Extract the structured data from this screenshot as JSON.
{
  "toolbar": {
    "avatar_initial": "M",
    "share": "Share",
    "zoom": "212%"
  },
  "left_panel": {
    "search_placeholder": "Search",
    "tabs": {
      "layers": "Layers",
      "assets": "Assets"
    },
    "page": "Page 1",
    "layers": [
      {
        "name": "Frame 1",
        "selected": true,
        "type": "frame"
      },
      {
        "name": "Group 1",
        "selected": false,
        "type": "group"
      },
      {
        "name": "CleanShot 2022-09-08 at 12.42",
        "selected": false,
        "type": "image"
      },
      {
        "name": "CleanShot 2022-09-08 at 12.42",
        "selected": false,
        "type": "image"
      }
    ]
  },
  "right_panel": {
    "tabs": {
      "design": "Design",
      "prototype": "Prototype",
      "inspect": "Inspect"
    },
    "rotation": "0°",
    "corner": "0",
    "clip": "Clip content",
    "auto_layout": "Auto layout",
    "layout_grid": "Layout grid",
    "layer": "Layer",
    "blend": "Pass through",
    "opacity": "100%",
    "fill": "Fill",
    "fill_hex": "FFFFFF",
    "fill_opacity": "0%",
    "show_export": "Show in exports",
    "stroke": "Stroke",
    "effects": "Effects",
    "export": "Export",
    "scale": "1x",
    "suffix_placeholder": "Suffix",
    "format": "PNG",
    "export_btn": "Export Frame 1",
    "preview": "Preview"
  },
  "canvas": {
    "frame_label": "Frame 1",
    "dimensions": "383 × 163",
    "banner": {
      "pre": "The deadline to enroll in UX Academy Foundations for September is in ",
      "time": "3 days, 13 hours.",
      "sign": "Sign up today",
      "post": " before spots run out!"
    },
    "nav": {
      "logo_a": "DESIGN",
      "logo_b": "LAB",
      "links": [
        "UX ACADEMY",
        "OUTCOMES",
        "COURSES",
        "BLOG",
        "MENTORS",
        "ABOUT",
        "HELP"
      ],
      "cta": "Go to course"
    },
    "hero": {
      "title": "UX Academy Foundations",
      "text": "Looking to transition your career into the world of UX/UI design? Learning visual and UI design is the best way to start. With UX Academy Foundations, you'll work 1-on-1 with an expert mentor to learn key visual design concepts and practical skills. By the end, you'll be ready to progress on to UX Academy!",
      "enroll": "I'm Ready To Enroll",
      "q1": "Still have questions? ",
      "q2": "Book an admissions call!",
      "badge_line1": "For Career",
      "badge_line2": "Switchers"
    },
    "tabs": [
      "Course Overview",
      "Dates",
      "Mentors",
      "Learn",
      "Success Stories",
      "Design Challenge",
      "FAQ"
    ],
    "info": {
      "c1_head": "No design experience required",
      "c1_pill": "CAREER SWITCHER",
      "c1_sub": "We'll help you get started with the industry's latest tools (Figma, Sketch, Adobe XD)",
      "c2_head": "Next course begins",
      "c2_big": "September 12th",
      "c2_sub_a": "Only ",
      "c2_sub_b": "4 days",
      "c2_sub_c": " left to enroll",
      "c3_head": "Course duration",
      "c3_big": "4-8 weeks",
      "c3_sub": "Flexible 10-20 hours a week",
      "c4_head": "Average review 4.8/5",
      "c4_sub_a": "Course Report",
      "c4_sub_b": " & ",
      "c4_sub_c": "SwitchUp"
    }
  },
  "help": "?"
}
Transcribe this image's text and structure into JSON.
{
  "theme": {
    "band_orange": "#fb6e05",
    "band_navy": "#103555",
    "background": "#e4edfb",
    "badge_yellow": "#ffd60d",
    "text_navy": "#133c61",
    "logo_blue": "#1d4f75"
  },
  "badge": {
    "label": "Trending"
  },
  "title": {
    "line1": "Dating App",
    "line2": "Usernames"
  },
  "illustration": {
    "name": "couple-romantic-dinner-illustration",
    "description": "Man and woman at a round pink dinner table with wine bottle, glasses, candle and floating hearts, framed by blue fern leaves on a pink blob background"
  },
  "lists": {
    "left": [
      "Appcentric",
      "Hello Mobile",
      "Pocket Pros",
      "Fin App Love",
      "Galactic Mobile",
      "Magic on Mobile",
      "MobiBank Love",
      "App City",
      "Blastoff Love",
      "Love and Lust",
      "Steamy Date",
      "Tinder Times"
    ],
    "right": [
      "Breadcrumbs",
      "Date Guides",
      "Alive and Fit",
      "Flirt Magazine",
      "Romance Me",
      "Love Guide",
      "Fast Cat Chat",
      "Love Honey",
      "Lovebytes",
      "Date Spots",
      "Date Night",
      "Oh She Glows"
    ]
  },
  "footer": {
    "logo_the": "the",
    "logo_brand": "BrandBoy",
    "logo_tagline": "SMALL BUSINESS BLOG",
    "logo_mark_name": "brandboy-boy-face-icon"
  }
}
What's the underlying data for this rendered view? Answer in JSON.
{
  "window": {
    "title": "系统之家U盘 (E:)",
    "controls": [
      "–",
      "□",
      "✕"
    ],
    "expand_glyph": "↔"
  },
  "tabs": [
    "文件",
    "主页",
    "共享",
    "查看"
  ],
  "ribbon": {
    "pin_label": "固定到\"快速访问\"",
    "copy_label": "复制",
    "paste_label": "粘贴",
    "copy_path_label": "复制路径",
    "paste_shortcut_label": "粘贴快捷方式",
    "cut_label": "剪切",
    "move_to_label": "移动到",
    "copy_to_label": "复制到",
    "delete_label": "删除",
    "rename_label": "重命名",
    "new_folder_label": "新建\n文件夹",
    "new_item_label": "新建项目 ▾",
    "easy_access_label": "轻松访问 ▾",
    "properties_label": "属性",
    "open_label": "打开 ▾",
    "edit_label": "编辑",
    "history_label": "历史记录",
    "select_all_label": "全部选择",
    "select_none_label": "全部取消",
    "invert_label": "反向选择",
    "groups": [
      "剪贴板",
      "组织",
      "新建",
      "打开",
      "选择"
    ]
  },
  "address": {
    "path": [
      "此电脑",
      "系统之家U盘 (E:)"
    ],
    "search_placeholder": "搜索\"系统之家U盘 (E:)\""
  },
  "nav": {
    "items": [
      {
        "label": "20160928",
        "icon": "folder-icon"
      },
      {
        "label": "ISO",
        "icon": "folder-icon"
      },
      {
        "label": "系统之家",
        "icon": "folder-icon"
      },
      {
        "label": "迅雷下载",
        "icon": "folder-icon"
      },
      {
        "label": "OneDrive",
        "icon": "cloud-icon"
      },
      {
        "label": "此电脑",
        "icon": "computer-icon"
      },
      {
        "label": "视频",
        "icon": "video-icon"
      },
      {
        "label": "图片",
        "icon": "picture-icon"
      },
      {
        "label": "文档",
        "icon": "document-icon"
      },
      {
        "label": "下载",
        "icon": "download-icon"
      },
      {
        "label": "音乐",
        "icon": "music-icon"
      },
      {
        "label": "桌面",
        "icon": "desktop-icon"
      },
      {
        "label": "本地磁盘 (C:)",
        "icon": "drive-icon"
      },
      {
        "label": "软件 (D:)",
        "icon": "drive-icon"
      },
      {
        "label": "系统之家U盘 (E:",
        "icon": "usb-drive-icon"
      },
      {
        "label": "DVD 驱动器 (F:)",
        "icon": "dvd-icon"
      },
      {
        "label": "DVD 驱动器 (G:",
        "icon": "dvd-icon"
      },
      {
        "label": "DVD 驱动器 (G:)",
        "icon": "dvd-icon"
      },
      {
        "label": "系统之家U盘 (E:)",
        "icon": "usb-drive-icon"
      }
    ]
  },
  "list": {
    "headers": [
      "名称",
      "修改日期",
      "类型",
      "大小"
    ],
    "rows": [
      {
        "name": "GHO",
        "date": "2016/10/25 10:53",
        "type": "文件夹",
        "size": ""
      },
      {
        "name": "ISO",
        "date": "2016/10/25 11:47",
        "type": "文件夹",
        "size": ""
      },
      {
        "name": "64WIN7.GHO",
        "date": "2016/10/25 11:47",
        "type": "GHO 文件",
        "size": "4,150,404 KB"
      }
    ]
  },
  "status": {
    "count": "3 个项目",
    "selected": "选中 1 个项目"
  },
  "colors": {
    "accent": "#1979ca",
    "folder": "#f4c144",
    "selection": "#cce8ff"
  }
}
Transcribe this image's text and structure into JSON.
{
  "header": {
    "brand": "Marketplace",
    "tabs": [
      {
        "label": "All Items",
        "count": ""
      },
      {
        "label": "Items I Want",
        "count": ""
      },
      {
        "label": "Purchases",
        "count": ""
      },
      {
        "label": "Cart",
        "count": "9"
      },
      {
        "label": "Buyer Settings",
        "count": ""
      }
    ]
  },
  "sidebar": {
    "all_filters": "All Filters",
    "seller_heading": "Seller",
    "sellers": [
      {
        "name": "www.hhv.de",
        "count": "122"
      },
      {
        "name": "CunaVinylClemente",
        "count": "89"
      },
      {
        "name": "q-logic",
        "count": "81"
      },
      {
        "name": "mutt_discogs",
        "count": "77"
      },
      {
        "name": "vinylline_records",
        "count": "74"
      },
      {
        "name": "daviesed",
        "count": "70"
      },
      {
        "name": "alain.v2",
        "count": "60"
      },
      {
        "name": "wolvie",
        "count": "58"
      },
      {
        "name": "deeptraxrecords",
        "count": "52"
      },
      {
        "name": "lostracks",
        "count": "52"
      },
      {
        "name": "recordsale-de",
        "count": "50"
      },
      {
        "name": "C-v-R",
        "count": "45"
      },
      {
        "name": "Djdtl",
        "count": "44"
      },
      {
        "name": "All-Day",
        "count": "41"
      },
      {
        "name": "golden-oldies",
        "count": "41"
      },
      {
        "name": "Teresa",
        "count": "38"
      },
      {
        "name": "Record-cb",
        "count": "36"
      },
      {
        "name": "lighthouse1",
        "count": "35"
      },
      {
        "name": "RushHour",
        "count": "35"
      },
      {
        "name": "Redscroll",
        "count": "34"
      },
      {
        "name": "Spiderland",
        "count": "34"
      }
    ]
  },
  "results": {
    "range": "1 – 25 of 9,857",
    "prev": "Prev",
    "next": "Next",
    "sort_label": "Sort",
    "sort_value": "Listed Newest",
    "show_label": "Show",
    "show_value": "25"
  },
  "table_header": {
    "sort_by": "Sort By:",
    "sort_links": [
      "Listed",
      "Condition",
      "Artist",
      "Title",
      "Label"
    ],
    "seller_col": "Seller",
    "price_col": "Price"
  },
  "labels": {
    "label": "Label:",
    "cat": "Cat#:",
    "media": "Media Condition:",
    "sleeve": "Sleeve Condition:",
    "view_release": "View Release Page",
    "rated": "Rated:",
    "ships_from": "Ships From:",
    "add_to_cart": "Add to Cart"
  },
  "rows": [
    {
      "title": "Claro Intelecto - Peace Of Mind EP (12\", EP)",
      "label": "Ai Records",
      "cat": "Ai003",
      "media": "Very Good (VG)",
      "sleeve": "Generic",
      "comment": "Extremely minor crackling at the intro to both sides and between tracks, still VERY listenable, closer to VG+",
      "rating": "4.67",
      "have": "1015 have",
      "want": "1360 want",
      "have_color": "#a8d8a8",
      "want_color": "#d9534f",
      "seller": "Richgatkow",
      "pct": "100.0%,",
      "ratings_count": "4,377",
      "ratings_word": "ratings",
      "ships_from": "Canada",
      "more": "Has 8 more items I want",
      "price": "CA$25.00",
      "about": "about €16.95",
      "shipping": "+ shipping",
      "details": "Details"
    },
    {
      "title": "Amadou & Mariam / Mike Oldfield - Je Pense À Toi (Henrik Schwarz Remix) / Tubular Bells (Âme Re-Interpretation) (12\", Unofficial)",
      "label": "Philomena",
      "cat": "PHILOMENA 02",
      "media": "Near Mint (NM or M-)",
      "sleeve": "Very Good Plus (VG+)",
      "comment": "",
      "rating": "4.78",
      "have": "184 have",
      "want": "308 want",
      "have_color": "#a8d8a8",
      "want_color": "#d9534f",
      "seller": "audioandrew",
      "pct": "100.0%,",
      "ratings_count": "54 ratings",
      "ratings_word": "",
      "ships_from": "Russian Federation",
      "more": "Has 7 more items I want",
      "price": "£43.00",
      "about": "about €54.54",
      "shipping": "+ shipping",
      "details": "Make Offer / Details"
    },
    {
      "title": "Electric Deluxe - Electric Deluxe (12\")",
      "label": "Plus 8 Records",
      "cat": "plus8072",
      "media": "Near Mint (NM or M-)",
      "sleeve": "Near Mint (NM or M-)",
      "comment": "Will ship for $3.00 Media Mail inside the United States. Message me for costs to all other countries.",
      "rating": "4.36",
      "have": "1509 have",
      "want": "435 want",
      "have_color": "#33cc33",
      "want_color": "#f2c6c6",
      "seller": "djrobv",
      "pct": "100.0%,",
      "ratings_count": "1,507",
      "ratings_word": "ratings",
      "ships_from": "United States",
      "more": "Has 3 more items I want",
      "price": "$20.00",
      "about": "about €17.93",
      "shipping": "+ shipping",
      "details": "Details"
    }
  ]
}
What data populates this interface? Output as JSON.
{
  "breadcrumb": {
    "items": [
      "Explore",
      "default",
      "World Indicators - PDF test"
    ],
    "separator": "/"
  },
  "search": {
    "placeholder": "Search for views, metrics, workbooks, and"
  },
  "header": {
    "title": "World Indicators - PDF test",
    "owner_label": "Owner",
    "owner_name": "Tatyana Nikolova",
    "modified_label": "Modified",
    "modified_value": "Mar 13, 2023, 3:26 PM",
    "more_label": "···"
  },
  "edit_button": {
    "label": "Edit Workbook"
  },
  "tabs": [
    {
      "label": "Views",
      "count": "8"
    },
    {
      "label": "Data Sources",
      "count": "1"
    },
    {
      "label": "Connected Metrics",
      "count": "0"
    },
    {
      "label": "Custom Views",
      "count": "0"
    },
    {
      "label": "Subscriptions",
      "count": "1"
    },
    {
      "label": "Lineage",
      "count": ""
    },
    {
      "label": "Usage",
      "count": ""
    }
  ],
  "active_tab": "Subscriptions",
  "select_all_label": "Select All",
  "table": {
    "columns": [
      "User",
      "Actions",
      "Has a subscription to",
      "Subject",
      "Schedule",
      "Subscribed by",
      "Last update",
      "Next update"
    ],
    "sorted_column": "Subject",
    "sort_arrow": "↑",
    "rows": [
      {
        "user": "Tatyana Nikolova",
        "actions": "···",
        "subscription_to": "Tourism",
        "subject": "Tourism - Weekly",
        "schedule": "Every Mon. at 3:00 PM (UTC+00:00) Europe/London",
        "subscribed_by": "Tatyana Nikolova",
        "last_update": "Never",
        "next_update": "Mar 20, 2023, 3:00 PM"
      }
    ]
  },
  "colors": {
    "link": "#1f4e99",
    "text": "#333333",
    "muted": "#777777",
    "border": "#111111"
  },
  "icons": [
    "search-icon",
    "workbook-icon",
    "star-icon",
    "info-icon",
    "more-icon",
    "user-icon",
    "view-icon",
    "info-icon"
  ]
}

☆ ☆ ☆ ☆ ☆

▸ Given problem: Pull out all lines of the data with the string "Indicators".

▸ Output for this task:
      "World Indicators - PDF test"
    "title": "World Indicators - PDF test",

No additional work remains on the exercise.